• WHAT YOU HAVE TO DO
In the records below, find the line with "What data populates" and repeat it and every line after it, exactly, without any pictures.

• PROVIDED DATA

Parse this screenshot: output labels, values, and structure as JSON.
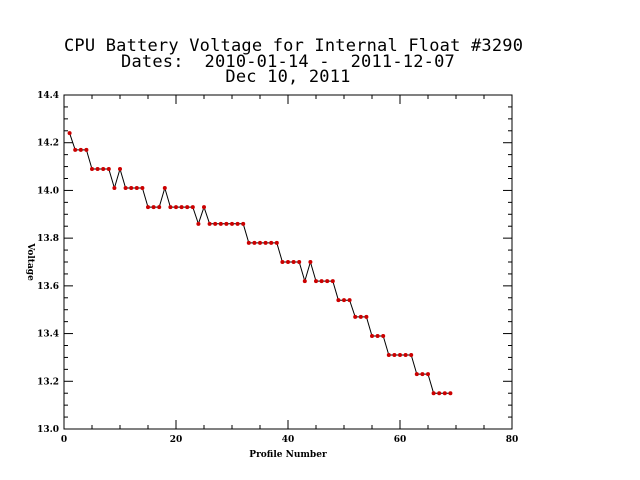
{
  "chart_data": {
    "type": "line",
    "title": "CPU Battery Voltage for Internal Float #3290",
    "subtitle": "Dates:  2010-01-14 -  2011-12-07",
    "date_line": "Dec 10, 2011",
    "xlabel": "Profile Number",
    "ylabel": "Voltage",
    "xlim": [
      0,
      80
    ],
    "ylim": [
      13.0,
      14.4
    ],
    "xticks": [
      0,
      20,
      40,
      60,
      80
    ],
    "xtick_labels": [
      "0",
      "20",
      "40",
      "60",
      "80"
    ],
    "yticks": [
      13.0,
      13.2,
      13.4,
      13.6,
      13.8,
      14.0,
      14.2,
      14.4
    ],
    "ytick_labels": [
      "13.0",
      "13.2",
      "13.4",
      "13.6",
      "13.8",
      "14.0",
      "14.2",
      "14.4"
    ],
    "grid": false,
    "line_color": "#000000",
    "marker_color": "#cc0000",
    "x": [
      1,
      2,
      3,
      4,
      5,
      6,
      7,
      8,
      9,
      10,
      11,
      12,
      13,
      14,
      15,
      16,
      17,
      18,
      19,
      20,
      21,
      22,
      23,
      24,
      25,
      26,
      27,
      28,
      29,
      30,
      31,
      32,
      33,
      34,
      35,
      36,
      37,
      38,
      39,
      40,
      41,
      42,
      43,
      44,
      45,
      46,
      47,
      48,
      49,
      50,
      51,
      52,
      53,
      54,
      55,
      56,
      57,
      58,
      59,
      60,
      61,
      62,
      63,
      64,
      65,
      66,
      67,
      68,
      69
    ],
    "y": [
      14.24,
      14.17,
      14.17,
      14.17,
      14.09,
      14.09,
      14.09,
      14.09,
      14.01,
      14.09,
      14.01,
      14.01,
      14.01,
      14.01,
      13.93,
      13.93,
      13.93,
      14.01,
      13.93,
      13.93,
      13.93,
      13.93,
      13.93,
      13.86,
      13.93,
      13.86,
      13.86,
      13.86,
      13.86,
      13.86,
      13.86,
      13.86,
      13.78,
      13.78,
      13.78,
      13.78,
      13.78,
      13.78,
      13.7,
      13.7,
      13.7,
      13.7,
      13.62,
      13.7,
      13.62,
      13.62,
      13.62,
      13.62,
      13.54,
      13.54,
      13.54,
      13.47,
      13.47,
      13.47,
      13.39,
      13.39,
      13.39,
      13.31,
      13.31,
      13.31,
      13.31,
      13.31,
      13.23,
      13.23,
      13.23,
      13.15,
      13.15,
      13.15,
      13.15
    ]
  }
}
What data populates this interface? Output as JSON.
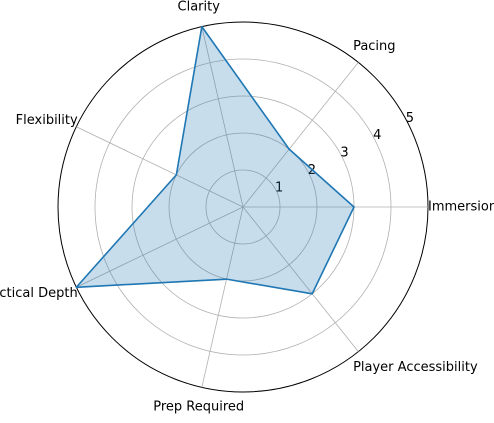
{
  "chart_data": {
    "type": "radar",
    "categories": [
      "Immersion",
      "Pacing",
      "Clarity",
      "Flexibility",
      "Tactical Depth",
      "Prep Required",
      "Player Accessibility"
    ],
    "values": [
      3,
      2,
      5,
      2,
      5,
      2,
      3
    ],
    "color": "#1f77b4",
    "ylim": [
      0,
      5
    ],
    "yticks": [
      1,
      2,
      3,
      4,
      5
    ],
    "grid": true
  }
}
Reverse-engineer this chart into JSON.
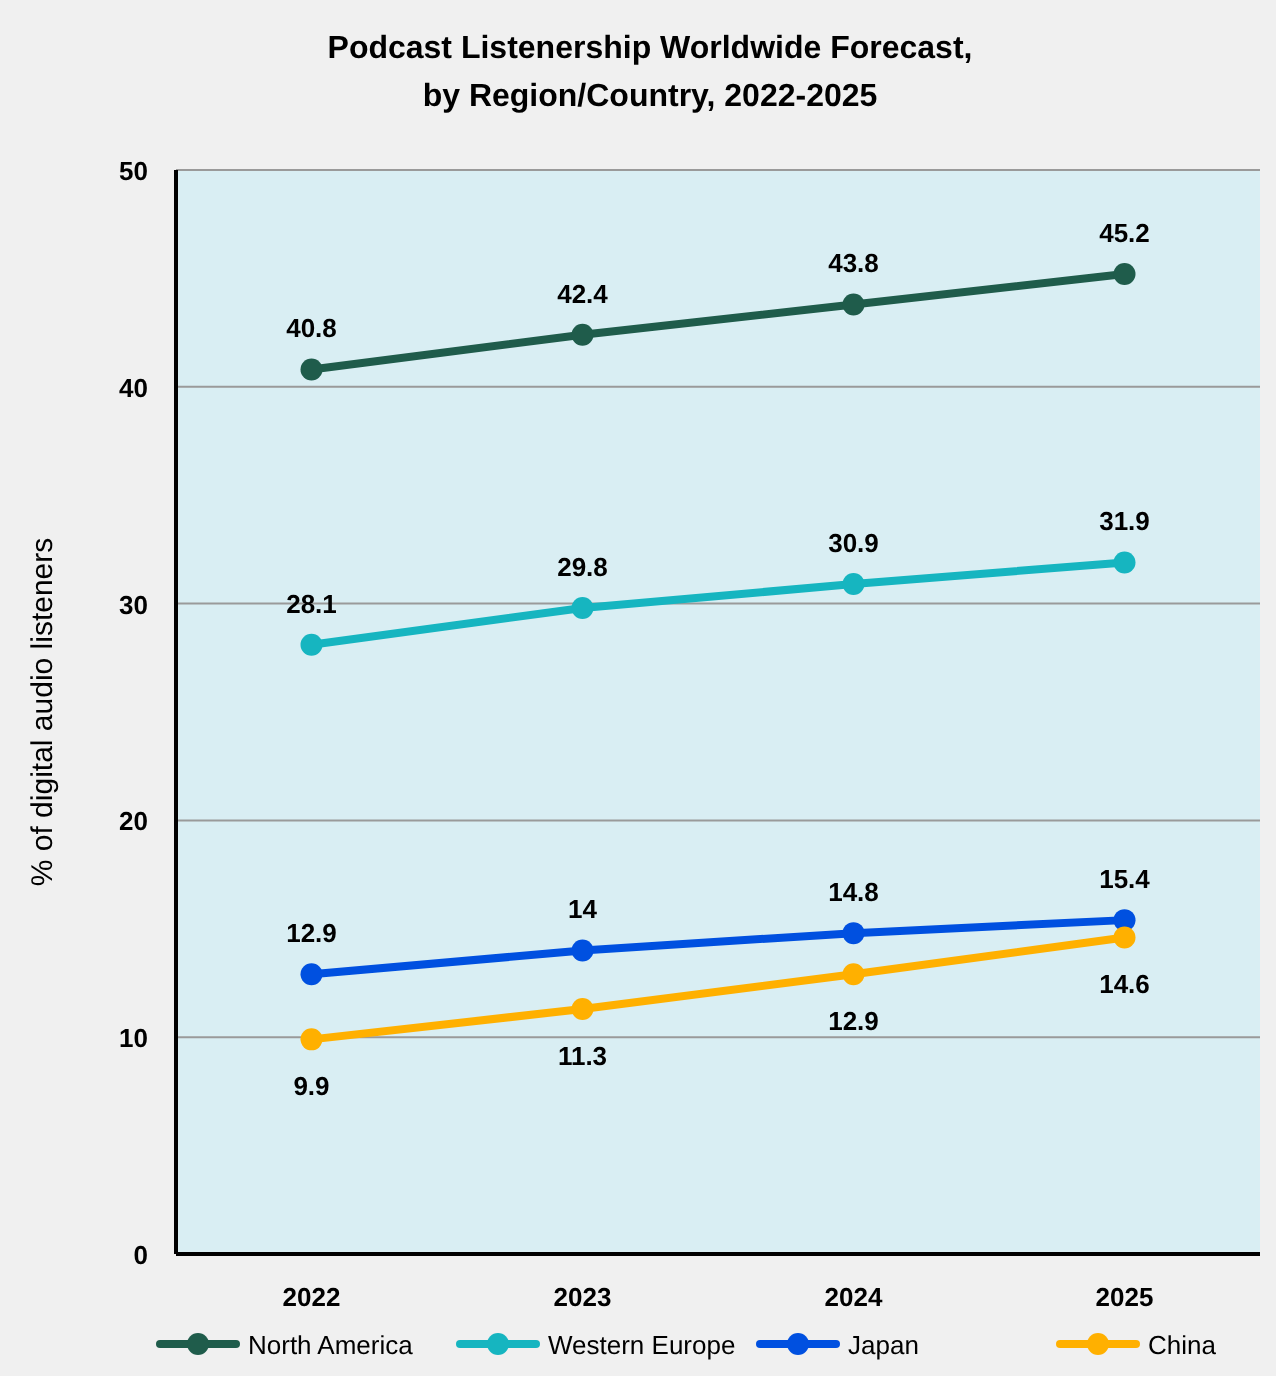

• TASK ANSWER
What data populates this interface? Output as JSON.
{
  "chart_data": {
    "type": "radar",
    "categories": [
      "Immersion",
      "Pacing",
      "Clarity",
      "Flexibility",
      "Tactical Depth",
      "Prep Required",
      "Player Accessibility"
    ],
    "values": [
      3,
      2,
      5,
      2,
      5,
      2,
      3
    ],
    "color": "#1f77b4",
    "ylim": [
      0,
      5
    ],
    "yticks": [
      1,
      2,
      3,
      4,
      5
    ],
    "grid": true
  }
}
Reverse-engineer this chart into JSON.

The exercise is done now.